### THE REQUEST
Search the listing below for the string "JSON" and show each line that contains it.

Records excerpted from a collection:

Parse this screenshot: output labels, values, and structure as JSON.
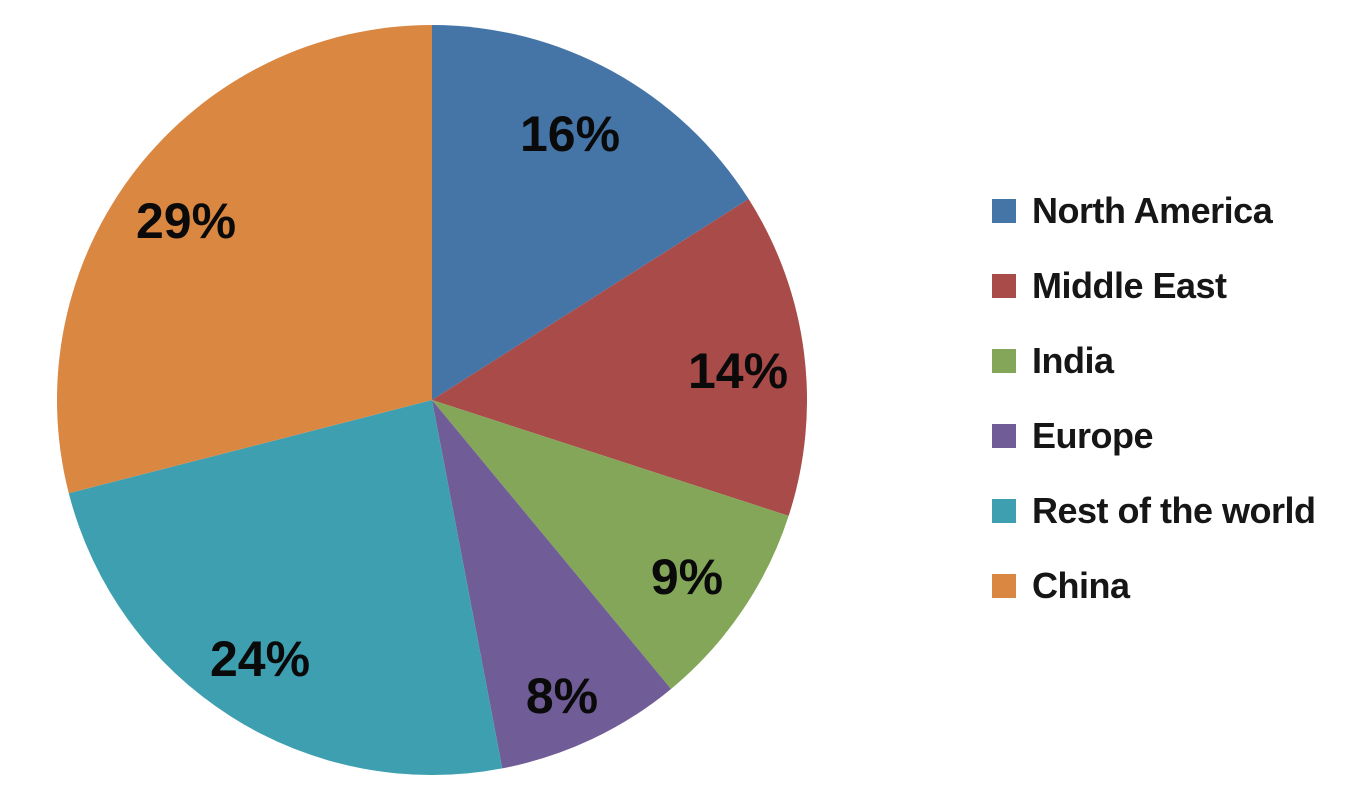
{
  "chart_data": {
    "type": "pie",
    "title": "",
    "start_angle_deg": 0,
    "direction": "clockwise",
    "legend_position": "right",
    "background_color": "#ffffff",
    "label_color": "#0a0a0a",
    "slices": [
      {
        "id": "north-america",
        "name": "North America",
        "value": 16,
        "label": "16%",
        "color": "#4575A7"
      },
      {
        "id": "middle-east",
        "name": "Middle East",
        "value": 14,
        "label": "14%",
        "color": "#A84B49"
      },
      {
        "id": "india",
        "name": "India",
        "value": 9,
        "label": "9%",
        "color": "#84A659"
      },
      {
        "id": "europe",
        "name": "Europe",
        "value": 8,
        "label": "8%",
        "color": "#705C96"
      },
      {
        "id": "rest-of-the-world",
        "name": "Rest of the world",
        "value": 24,
        "label": "24%",
        "color": "#3E9FB0"
      },
      {
        "id": "china",
        "name": "China",
        "value": 29,
        "label": "29%",
        "color": "#DA8742"
      }
    ]
  }
}
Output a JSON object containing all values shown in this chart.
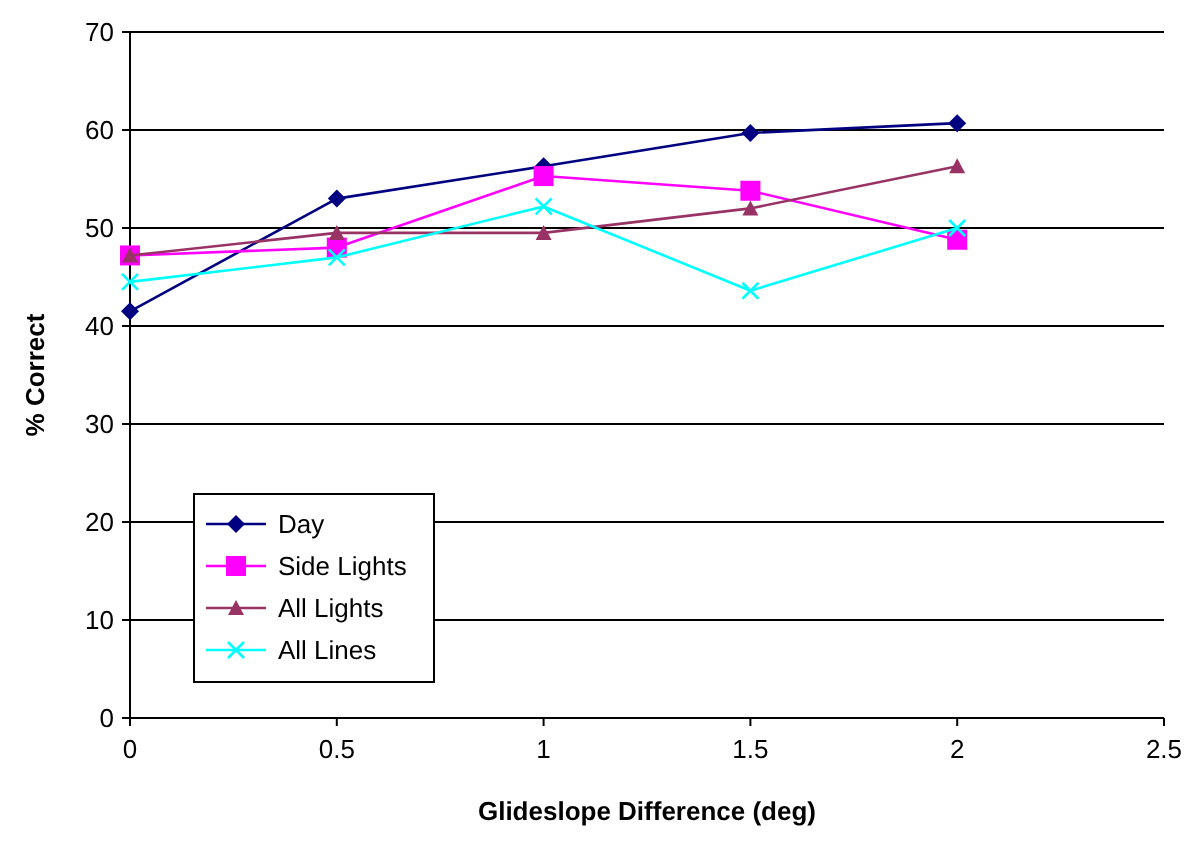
{
  "chart_data": {
    "type": "line",
    "xlabel": "Glideslope Difference (deg)",
    "ylabel": "% Correct",
    "x": [
      0,
      0.5,
      1,
      1.5,
      2
    ],
    "series": [
      {
        "name": "Day",
        "color": "#000080",
        "marker": "diamond",
        "values": [
          41.5,
          53,
          56.3,
          59.7,
          60.7
        ]
      },
      {
        "name": "Side Lights",
        "color": "#ff00ff",
        "marker": "square",
        "values": [
          47.2,
          48,
          55.3,
          53.8,
          48.8
        ]
      },
      {
        "name": "All Lights",
        "color": "#993366",
        "marker": "triangle",
        "values": [
          47.2,
          49.5,
          49.5,
          52,
          56.3
        ]
      },
      {
        "name": "All Lines",
        "color": "#00ffff",
        "marker": "cross",
        "values": [
          44.5,
          47,
          52.2,
          43.6,
          50
        ]
      }
    ],
    "xlim": [
      0,
      2.5
    ],
    "xticks": [
      0,
      0.5,
      1,
      1.5,
      2,
      2.5
    ],
    "ylim": [
      0,
      70
    ],
    "yticks": [
      0,
      10,
      20,
      30,
      40,
      50,
      60,
      70
    ],
    "grid": "y",
    "legend": "bottom left",
    "line_style": "solid"
  }
}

### SOLUTION TO THE EXERCISE
Parse this screenshot: output labels, values, and structure as JSON.
Output a JSON object containing all values shown in this chart.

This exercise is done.